What is needed >> Go through the entries below and count the lines holding the word "illustration". Reply with only the number, please.

Record excerpts >>
☆ ☆ ☆ ☆
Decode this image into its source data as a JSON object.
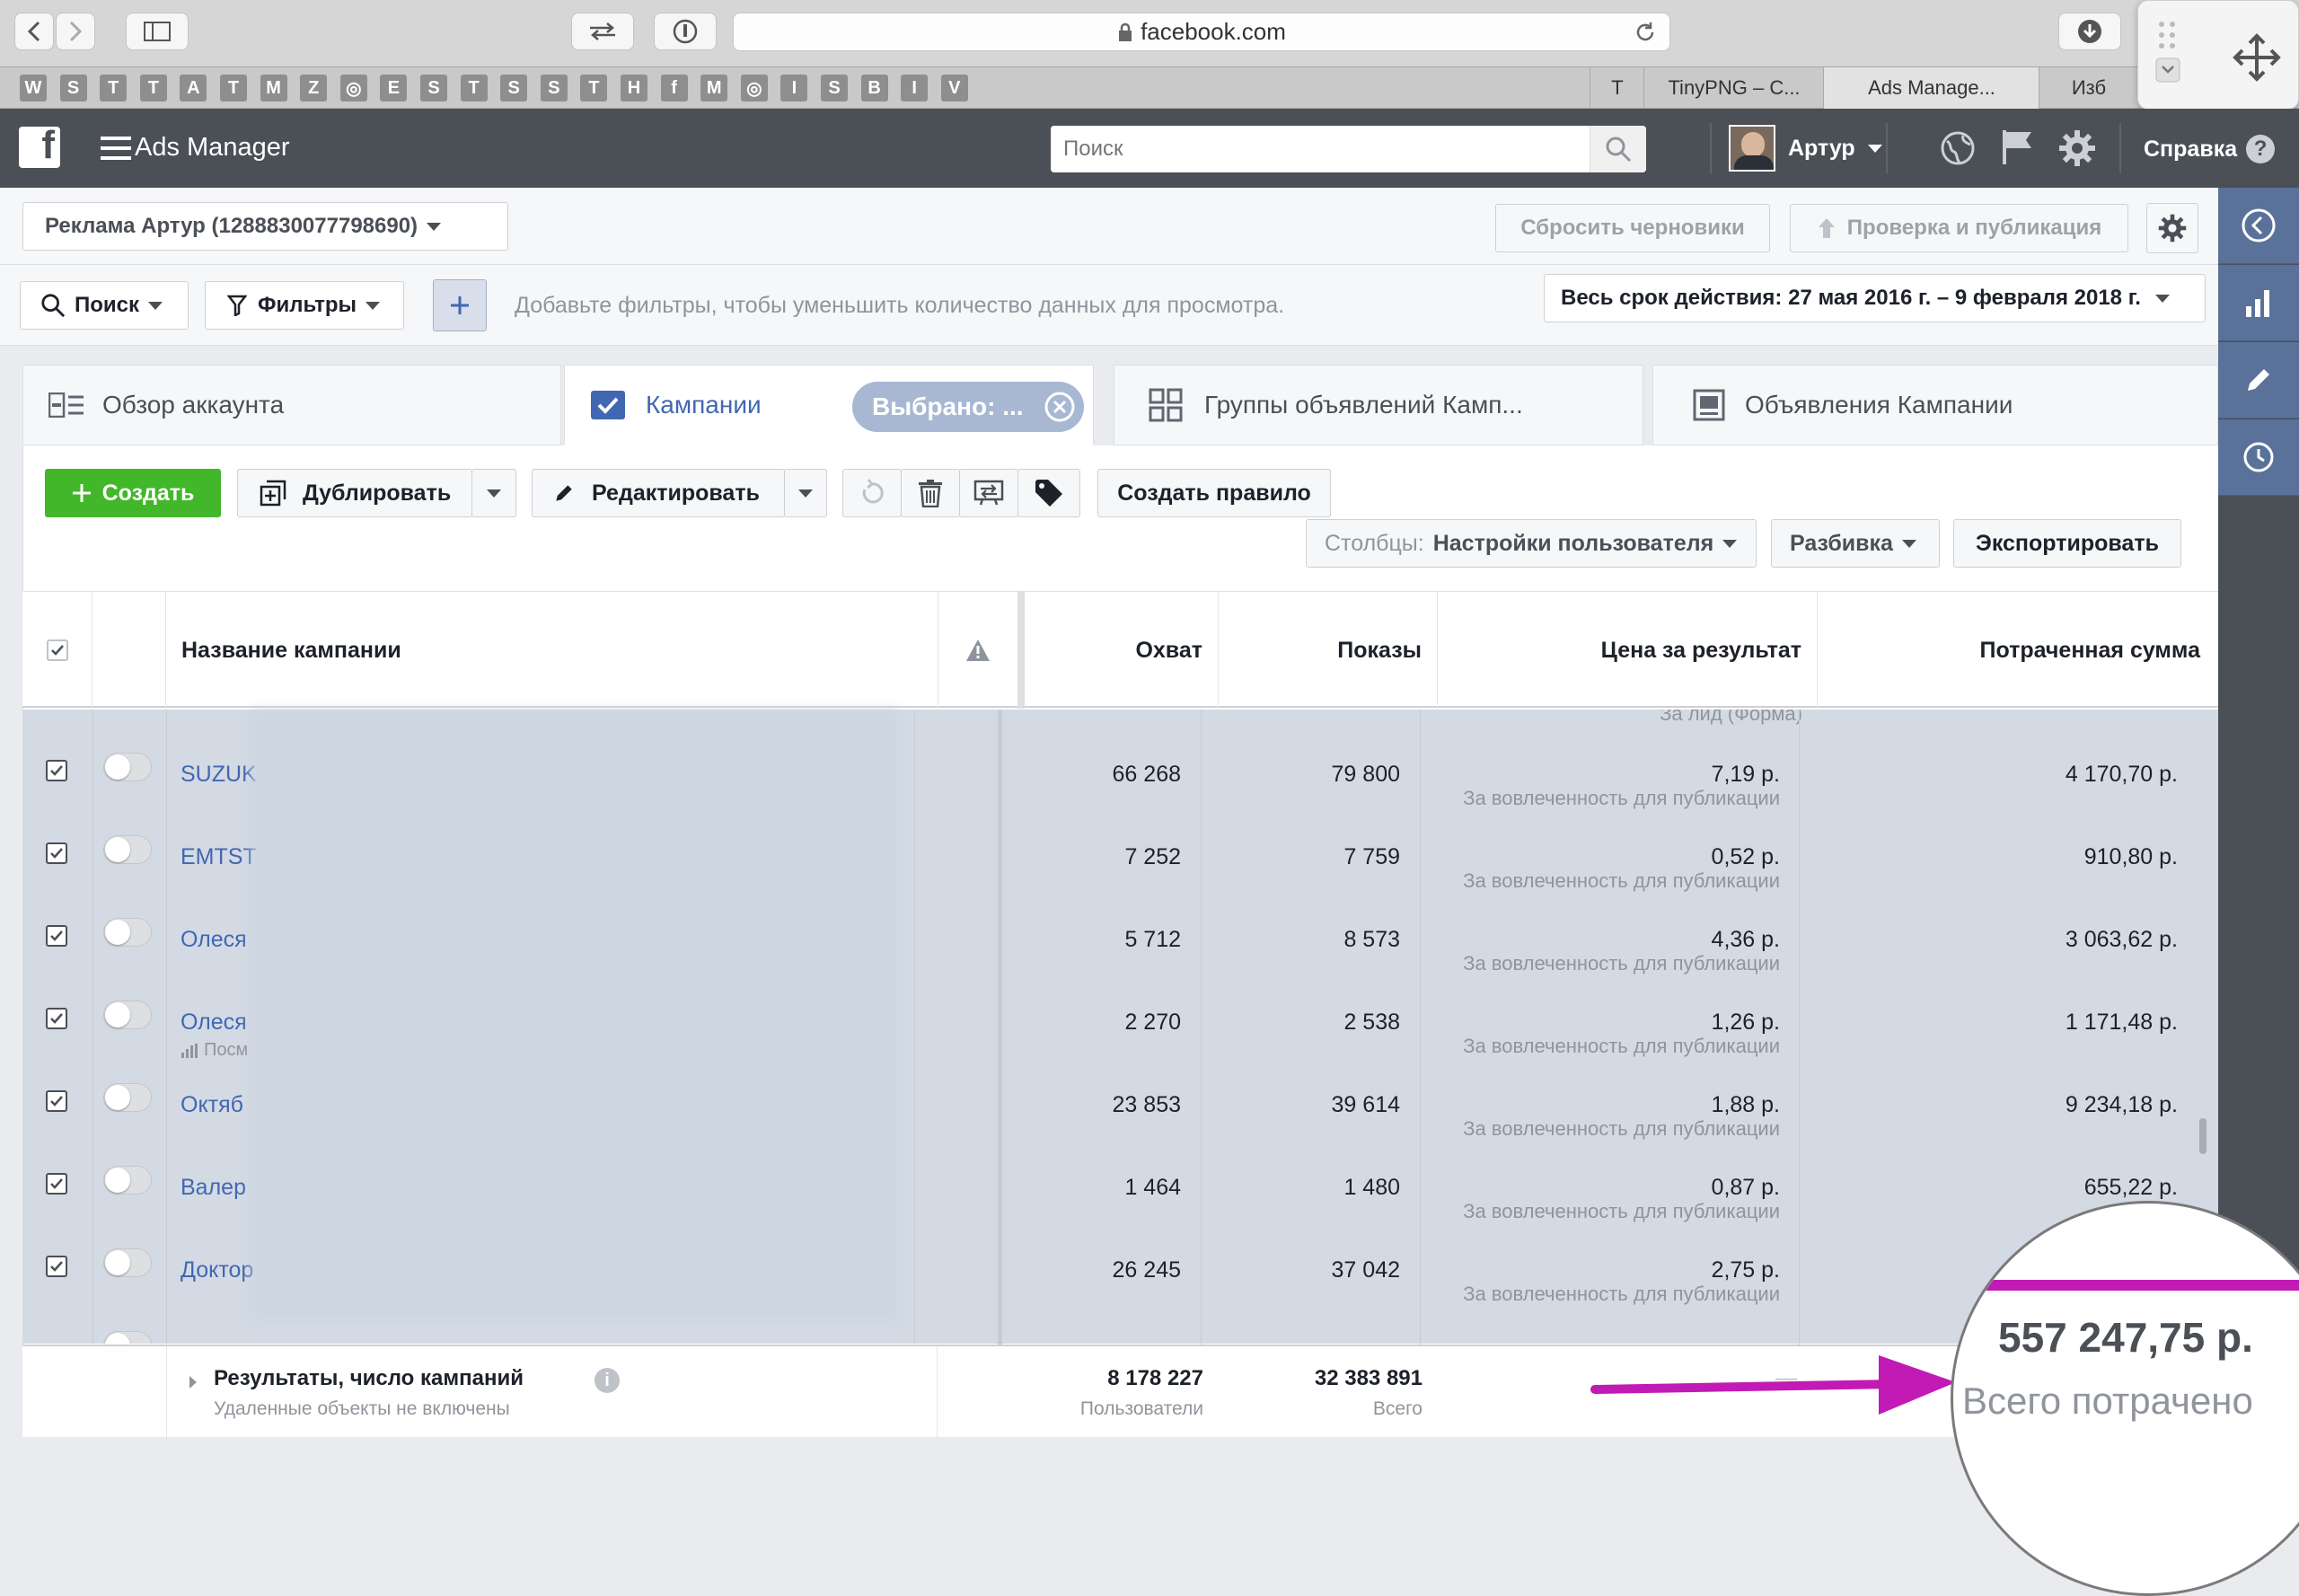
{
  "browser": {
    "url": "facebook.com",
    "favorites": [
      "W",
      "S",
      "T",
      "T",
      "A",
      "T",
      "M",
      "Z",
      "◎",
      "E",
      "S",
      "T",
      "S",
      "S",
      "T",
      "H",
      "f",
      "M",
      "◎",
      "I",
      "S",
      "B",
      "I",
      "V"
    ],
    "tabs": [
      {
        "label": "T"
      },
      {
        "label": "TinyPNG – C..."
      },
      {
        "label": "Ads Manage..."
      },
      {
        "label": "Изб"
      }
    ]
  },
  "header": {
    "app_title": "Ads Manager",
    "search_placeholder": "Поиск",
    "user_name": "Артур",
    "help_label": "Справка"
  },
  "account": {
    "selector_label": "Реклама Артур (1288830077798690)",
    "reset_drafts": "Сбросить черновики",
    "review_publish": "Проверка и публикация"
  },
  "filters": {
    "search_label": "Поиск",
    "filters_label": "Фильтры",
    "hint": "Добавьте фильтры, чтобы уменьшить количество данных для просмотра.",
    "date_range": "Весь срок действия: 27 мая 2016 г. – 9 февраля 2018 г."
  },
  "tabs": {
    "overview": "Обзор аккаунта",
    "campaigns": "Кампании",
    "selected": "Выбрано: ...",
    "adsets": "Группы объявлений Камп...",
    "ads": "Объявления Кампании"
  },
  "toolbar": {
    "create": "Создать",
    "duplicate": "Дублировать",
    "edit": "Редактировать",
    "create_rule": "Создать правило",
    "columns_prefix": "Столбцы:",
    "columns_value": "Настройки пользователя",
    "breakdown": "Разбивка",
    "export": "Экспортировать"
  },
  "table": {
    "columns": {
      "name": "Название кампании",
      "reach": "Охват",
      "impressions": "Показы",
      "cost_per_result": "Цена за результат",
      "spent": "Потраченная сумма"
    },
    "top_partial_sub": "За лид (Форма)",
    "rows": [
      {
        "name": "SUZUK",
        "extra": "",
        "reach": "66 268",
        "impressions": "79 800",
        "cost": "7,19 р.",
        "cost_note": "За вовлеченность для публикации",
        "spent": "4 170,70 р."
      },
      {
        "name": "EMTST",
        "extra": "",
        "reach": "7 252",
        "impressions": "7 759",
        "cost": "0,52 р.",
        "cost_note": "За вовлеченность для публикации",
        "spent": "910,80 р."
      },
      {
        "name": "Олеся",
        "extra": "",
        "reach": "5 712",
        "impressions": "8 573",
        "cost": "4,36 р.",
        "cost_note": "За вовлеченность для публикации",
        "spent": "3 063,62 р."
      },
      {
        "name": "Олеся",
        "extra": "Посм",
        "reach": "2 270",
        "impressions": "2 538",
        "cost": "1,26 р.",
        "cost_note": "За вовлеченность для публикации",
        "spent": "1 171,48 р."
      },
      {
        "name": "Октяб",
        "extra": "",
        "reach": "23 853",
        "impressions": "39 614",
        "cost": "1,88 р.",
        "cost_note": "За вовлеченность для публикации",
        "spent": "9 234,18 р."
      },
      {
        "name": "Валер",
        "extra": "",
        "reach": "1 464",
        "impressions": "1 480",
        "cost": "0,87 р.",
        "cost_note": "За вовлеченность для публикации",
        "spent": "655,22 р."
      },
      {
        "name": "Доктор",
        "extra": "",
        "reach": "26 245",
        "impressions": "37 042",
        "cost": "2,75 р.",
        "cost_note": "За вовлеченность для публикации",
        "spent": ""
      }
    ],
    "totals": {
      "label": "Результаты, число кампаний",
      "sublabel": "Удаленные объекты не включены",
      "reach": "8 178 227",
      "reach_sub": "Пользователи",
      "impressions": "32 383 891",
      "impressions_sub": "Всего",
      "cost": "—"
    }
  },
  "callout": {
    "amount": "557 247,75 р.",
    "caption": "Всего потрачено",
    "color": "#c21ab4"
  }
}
☆ ☆ ☆ ☆
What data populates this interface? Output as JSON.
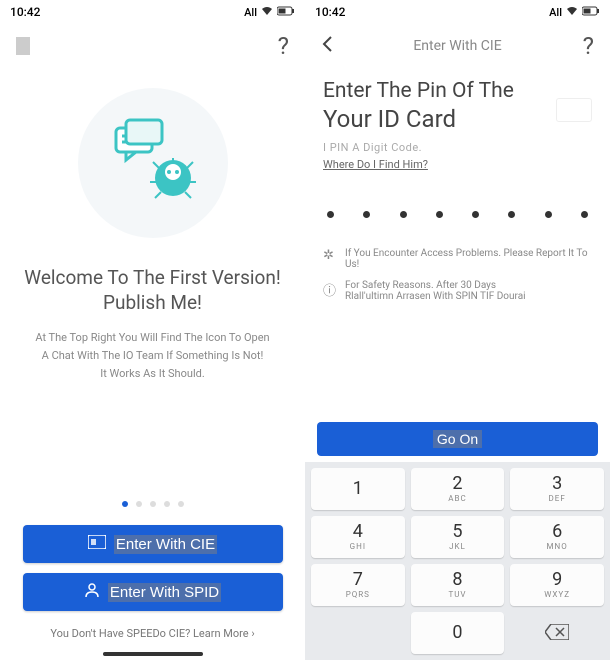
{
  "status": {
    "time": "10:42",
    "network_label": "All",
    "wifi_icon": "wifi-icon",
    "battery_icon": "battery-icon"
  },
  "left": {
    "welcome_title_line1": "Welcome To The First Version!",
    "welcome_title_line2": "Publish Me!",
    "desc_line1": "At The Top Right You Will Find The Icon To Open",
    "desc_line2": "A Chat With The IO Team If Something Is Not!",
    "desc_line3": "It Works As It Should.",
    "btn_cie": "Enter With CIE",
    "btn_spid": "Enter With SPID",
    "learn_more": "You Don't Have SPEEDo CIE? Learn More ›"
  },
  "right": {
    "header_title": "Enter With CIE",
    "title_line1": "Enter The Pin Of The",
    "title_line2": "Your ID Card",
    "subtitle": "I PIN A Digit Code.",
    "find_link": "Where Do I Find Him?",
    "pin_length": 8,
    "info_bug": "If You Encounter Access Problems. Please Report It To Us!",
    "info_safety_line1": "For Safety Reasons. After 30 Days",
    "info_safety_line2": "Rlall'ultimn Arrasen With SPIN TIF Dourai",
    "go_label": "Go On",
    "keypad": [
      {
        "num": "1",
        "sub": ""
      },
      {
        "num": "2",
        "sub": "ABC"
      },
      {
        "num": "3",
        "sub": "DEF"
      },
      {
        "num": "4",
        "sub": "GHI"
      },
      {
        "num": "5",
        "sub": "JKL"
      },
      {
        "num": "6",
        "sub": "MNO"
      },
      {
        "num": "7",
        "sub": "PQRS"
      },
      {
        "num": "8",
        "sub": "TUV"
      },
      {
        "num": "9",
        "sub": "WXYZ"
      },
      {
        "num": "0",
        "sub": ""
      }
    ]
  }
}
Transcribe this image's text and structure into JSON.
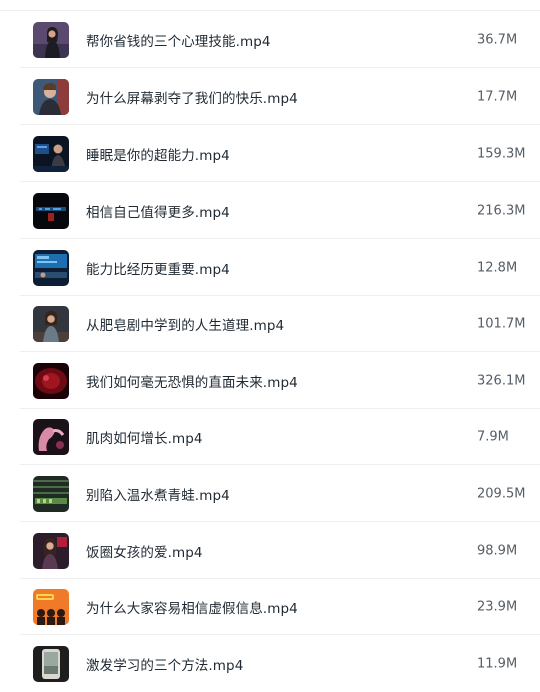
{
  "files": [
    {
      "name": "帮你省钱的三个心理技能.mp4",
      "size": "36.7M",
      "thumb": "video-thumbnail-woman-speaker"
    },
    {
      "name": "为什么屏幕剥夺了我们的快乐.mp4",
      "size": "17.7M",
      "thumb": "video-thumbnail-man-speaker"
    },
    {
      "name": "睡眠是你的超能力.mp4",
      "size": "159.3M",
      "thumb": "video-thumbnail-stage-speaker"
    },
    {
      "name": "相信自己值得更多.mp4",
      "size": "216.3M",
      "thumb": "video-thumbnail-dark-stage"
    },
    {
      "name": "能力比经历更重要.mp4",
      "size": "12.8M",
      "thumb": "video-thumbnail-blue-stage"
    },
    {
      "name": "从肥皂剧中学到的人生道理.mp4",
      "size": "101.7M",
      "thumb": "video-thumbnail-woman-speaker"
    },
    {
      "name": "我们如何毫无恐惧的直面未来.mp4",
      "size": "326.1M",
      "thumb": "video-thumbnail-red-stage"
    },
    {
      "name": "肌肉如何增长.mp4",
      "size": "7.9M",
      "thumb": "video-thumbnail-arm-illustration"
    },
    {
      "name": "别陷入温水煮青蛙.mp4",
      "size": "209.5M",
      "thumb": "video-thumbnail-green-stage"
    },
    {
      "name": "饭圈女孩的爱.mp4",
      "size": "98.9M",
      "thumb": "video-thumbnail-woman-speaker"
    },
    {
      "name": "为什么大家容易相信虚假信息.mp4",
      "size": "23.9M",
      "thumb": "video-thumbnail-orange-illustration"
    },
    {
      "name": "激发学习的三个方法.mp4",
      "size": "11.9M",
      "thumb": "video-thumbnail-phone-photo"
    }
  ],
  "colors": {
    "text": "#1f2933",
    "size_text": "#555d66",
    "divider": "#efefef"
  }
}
☆ ☆ ☆ ☆
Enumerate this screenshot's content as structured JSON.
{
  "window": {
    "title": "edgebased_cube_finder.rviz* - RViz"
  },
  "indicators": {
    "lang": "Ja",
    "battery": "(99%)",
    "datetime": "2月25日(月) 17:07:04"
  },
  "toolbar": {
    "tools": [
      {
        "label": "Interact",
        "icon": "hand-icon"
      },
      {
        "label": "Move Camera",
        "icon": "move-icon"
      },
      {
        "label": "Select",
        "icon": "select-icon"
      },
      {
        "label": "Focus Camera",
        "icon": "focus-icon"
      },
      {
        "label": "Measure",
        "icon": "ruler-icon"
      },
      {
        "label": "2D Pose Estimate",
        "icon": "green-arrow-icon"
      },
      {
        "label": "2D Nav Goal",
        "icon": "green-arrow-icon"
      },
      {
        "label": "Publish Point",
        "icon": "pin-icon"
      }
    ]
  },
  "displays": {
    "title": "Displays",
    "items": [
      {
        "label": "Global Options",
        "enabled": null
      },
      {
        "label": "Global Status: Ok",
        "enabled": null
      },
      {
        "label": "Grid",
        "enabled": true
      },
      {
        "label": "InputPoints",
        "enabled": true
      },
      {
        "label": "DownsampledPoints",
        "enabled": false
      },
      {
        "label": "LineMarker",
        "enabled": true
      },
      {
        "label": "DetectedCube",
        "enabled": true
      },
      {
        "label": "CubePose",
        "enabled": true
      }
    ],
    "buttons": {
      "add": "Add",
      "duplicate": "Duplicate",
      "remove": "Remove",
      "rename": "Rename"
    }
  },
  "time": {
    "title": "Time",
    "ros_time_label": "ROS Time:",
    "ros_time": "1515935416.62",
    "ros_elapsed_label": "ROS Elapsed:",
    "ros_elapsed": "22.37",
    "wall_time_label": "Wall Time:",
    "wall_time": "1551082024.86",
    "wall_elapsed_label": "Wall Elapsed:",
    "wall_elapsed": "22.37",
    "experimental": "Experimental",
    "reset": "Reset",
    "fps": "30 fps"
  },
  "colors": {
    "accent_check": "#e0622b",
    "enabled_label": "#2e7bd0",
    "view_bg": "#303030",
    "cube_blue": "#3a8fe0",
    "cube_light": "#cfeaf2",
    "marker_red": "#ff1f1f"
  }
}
☆ ☆ ☆ ☆
Right answer >> 2